Pull out every line of the listing below where "text" appears.

══════

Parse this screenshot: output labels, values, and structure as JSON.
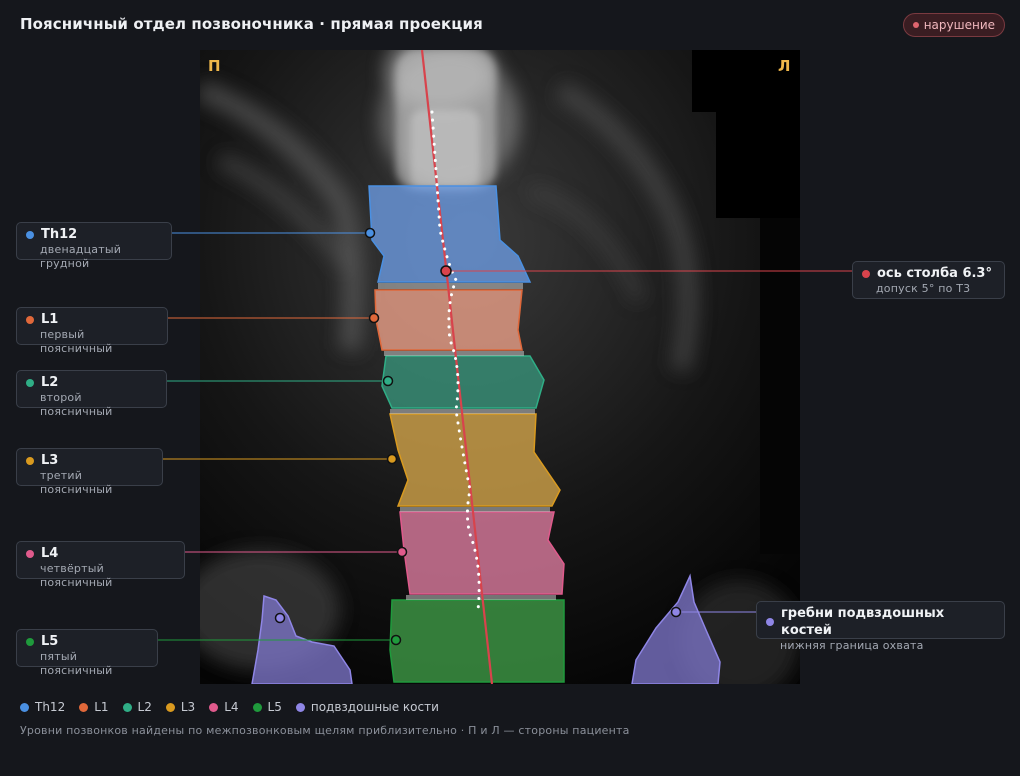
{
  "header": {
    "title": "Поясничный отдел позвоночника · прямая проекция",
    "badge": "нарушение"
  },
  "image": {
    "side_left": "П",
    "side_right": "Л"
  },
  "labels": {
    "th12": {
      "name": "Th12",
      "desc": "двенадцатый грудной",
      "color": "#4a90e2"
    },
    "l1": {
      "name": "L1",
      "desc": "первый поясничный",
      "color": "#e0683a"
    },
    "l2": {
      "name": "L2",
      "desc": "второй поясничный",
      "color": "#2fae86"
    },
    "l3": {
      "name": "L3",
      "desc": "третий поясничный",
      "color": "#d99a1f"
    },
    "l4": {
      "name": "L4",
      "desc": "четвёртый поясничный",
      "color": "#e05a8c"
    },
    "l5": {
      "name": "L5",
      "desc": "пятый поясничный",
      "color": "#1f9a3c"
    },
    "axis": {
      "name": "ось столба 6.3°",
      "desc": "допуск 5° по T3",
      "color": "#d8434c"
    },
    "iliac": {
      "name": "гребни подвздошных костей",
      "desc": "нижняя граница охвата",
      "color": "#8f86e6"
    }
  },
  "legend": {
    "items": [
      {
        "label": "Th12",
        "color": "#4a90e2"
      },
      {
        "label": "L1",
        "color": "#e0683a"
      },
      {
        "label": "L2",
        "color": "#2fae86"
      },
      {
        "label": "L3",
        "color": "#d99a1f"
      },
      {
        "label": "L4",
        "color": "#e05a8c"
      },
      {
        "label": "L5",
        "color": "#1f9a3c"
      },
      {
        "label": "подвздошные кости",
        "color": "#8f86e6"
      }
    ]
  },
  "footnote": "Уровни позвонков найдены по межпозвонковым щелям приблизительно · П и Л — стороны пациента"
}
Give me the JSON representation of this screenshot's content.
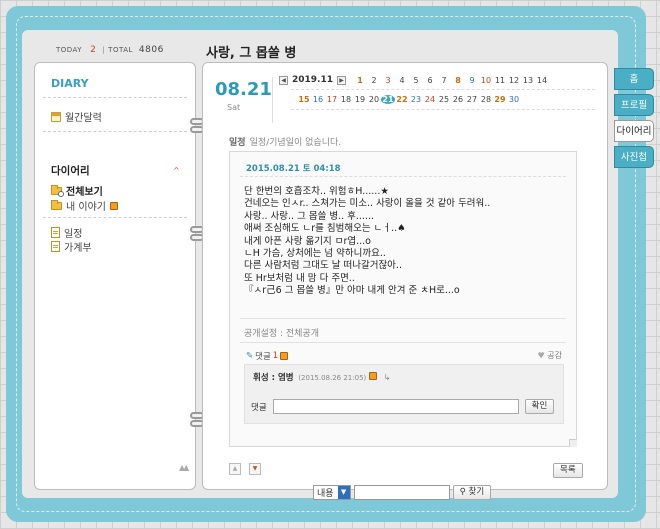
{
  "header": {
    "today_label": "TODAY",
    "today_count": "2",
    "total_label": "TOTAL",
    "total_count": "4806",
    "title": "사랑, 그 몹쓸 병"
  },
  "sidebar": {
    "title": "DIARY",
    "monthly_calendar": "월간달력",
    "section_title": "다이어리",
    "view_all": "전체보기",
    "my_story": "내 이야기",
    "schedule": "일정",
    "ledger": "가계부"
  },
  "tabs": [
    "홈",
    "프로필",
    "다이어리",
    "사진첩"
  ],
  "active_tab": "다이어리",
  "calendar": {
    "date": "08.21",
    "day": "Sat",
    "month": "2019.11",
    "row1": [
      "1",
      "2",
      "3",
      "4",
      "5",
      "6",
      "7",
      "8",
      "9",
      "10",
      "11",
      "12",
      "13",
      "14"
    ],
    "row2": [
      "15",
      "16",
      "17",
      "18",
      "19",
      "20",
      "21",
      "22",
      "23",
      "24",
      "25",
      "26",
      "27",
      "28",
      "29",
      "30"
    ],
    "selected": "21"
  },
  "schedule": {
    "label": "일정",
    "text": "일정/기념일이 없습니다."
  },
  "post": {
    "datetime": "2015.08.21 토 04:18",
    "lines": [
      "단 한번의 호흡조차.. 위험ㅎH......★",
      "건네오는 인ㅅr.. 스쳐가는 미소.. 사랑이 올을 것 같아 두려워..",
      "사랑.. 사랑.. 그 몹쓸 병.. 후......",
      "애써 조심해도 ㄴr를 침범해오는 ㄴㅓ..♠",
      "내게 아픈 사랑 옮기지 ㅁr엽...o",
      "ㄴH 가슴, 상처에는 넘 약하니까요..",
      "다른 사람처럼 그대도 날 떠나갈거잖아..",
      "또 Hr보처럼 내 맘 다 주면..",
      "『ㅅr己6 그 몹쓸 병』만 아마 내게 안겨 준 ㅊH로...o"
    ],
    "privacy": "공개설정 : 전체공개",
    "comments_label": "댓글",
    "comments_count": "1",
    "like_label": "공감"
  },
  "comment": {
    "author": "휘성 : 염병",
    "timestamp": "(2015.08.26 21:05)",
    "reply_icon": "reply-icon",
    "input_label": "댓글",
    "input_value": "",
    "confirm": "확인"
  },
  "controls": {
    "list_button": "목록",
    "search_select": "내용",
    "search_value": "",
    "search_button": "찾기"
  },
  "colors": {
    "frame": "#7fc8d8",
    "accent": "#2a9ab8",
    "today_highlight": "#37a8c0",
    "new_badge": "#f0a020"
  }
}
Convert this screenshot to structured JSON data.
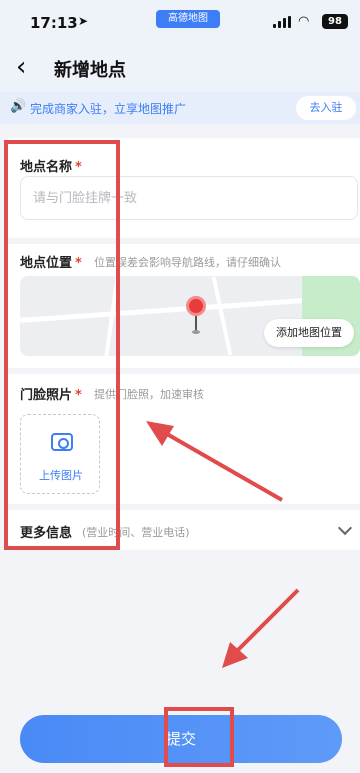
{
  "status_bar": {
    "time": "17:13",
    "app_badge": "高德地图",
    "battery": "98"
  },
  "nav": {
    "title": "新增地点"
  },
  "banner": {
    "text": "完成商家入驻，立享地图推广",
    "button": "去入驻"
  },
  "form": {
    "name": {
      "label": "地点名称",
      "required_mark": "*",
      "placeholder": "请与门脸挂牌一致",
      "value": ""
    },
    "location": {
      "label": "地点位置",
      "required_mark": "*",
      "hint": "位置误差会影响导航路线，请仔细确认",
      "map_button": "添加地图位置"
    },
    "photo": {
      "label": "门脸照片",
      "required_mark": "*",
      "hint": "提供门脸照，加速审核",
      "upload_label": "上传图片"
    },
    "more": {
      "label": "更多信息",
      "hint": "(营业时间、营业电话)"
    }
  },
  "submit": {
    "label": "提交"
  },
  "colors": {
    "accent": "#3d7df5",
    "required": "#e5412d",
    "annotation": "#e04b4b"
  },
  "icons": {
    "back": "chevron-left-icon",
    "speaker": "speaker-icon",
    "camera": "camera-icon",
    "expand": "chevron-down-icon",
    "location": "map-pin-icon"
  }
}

══════

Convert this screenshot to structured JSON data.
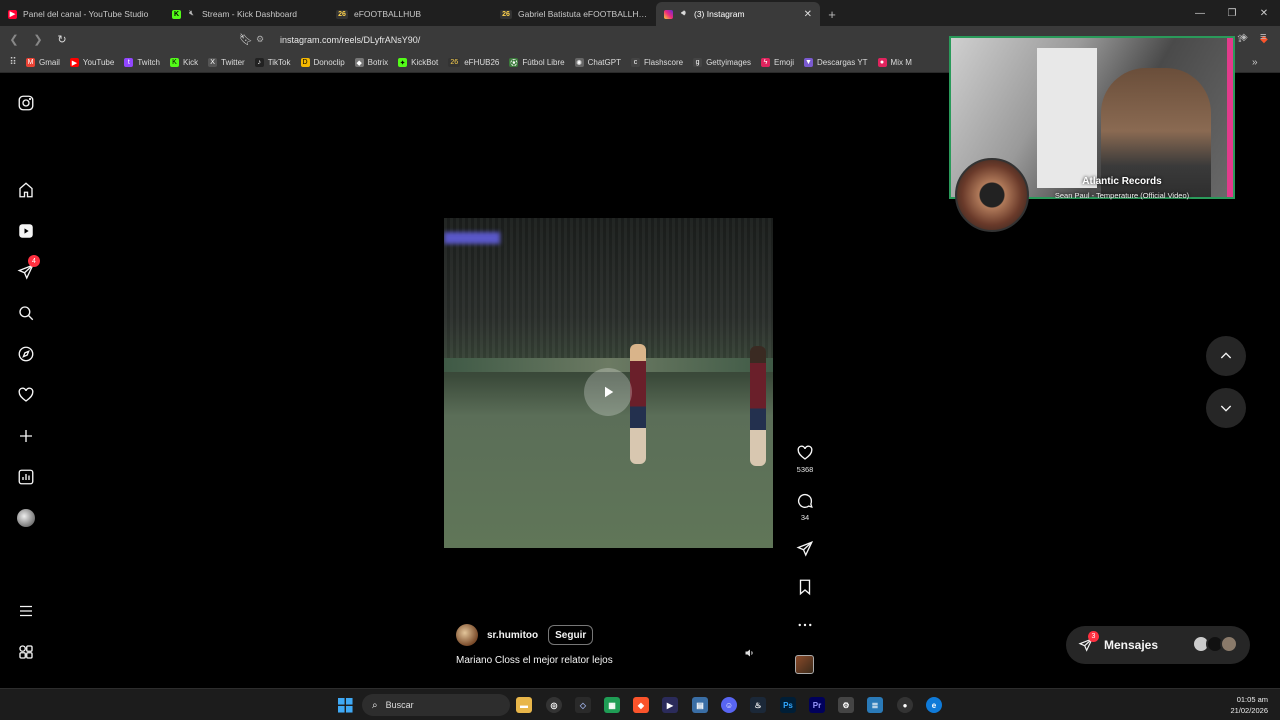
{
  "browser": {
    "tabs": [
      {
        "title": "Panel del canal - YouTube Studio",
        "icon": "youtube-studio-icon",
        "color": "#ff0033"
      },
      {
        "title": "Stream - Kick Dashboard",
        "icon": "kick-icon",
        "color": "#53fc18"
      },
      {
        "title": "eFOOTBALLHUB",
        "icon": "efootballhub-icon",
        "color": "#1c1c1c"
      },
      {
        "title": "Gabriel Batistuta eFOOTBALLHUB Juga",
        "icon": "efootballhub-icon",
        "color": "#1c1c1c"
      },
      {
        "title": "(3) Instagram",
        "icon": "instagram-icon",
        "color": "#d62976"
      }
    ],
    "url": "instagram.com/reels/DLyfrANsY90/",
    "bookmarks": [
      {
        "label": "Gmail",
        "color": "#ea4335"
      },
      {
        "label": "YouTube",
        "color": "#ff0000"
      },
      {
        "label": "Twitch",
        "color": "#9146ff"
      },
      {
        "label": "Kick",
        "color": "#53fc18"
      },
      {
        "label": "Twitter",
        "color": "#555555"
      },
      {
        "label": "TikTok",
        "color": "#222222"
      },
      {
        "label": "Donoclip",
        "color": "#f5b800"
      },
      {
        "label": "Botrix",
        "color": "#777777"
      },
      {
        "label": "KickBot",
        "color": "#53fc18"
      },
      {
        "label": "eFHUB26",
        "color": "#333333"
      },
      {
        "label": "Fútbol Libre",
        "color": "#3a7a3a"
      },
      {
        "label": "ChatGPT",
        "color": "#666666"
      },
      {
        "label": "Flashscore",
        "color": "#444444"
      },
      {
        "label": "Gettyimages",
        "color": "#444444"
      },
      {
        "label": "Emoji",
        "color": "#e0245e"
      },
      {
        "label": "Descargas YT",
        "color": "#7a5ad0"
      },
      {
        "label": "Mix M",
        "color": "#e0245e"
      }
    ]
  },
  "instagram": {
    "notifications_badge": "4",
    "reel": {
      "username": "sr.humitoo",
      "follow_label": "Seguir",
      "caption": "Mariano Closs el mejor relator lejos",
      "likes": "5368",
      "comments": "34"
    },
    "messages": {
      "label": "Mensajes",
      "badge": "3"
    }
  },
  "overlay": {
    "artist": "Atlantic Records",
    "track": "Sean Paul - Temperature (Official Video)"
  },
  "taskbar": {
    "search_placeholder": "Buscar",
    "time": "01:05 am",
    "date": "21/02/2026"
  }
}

══════

TASK OUTPUT:
    "text": "일정/기념일이 없습니다."
    "text": "完成商家入驻，立享地图推广",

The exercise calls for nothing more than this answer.